Dataset items:
§
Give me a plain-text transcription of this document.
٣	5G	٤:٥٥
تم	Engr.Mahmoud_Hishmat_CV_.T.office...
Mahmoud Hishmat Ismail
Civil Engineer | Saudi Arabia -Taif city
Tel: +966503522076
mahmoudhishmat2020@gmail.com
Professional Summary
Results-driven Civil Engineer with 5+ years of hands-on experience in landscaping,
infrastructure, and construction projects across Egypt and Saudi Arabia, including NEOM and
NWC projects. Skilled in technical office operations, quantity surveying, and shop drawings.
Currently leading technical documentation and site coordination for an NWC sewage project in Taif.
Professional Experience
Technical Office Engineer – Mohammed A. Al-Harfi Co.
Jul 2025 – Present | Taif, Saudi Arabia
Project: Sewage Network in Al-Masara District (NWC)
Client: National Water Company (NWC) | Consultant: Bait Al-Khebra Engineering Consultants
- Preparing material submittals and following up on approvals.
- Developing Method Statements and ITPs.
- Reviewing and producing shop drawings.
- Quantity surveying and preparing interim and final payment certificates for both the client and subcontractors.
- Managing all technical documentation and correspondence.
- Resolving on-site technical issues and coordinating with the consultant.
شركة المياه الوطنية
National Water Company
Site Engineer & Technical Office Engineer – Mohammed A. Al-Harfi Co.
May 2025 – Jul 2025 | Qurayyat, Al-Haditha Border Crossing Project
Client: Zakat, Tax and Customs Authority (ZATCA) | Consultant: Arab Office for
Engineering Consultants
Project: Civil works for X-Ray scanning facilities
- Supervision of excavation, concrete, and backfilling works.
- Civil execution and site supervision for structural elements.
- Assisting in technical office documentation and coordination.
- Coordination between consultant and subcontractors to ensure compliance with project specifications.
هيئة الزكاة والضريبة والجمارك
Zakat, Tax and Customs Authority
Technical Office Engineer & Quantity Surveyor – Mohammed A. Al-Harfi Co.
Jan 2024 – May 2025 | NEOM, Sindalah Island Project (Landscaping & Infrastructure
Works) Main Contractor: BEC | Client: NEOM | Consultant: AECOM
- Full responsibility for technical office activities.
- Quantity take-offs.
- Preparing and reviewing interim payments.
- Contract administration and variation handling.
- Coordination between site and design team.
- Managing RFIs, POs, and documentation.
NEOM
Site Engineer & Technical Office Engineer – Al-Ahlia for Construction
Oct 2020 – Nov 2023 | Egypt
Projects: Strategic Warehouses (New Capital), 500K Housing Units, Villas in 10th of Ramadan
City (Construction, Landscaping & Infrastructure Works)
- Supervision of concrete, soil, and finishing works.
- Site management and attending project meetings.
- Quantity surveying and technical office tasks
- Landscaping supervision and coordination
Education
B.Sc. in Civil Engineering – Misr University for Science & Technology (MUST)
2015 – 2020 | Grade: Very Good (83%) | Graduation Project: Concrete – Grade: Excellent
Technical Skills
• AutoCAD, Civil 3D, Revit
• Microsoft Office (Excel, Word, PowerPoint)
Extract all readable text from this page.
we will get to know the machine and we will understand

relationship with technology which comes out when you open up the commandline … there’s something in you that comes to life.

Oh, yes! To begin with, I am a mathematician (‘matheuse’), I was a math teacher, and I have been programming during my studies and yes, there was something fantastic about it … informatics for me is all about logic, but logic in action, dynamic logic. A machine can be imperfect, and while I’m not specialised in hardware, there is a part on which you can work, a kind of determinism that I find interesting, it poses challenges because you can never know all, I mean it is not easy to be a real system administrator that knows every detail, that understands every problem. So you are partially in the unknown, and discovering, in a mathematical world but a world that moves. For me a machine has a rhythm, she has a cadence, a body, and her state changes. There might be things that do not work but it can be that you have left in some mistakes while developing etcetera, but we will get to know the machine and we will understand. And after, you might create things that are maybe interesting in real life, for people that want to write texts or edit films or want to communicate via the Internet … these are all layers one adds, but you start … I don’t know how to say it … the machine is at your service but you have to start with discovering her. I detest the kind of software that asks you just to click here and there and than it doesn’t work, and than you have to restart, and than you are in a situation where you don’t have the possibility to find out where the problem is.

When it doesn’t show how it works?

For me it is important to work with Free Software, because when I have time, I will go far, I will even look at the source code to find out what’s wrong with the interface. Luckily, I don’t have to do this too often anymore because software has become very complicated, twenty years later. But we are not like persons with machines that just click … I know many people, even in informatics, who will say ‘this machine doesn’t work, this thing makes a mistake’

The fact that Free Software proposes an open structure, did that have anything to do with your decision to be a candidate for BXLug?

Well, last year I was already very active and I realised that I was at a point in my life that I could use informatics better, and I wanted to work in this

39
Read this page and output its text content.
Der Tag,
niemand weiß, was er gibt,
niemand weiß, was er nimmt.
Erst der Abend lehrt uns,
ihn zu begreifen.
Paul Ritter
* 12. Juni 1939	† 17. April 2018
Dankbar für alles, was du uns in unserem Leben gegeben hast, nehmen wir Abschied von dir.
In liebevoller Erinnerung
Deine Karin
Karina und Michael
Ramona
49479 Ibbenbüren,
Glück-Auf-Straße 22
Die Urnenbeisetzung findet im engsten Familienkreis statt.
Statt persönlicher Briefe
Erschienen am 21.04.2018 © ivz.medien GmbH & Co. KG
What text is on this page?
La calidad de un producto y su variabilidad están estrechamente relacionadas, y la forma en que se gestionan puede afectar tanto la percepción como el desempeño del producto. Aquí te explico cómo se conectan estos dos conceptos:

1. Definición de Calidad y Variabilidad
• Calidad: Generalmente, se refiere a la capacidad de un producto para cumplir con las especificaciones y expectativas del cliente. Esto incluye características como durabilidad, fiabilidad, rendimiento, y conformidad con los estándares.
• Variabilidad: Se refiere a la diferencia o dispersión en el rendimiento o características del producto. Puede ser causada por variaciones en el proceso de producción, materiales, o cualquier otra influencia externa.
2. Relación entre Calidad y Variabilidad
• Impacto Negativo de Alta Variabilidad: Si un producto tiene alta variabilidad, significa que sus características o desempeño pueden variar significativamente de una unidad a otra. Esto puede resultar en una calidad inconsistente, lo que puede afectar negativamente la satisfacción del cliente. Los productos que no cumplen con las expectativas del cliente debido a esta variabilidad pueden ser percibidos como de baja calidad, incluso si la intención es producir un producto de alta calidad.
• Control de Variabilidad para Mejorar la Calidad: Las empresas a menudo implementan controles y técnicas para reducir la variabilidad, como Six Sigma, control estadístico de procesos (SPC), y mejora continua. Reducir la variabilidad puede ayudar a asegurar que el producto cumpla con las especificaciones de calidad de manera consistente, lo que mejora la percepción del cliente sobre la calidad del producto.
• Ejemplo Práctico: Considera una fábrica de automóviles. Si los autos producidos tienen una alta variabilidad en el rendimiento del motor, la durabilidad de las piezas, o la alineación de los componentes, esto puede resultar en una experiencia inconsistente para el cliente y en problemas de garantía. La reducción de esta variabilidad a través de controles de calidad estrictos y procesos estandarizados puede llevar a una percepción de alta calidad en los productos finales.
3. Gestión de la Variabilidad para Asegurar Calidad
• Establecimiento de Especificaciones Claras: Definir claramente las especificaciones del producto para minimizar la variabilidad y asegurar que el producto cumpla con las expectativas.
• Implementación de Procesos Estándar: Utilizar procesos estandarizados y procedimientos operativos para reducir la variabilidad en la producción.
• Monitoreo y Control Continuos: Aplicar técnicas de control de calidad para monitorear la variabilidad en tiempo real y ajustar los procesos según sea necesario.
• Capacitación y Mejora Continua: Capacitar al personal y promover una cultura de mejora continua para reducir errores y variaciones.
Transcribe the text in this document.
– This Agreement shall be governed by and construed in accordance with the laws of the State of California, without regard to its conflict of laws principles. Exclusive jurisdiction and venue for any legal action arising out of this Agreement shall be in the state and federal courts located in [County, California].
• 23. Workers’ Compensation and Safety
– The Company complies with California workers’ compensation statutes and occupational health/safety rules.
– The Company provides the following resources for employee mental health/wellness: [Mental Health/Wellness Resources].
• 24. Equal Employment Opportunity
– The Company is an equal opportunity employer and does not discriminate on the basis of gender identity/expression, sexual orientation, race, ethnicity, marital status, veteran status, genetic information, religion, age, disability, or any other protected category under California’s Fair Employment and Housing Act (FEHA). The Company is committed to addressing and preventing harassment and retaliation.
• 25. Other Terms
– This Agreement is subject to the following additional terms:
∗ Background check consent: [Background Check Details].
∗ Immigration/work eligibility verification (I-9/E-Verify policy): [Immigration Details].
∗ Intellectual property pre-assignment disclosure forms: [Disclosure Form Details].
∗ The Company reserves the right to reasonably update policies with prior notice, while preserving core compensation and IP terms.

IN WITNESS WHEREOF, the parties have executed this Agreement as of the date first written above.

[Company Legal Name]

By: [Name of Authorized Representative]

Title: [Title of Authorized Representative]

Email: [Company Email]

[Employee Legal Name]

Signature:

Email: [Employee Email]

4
§
* Problem
Extract every line above containing the word "Customs".

* The reply
Client: Zakat, Tax and Customs Authority (ZATCA) | Consultant: Arab Office for
Zakat, Tax and Customs Authority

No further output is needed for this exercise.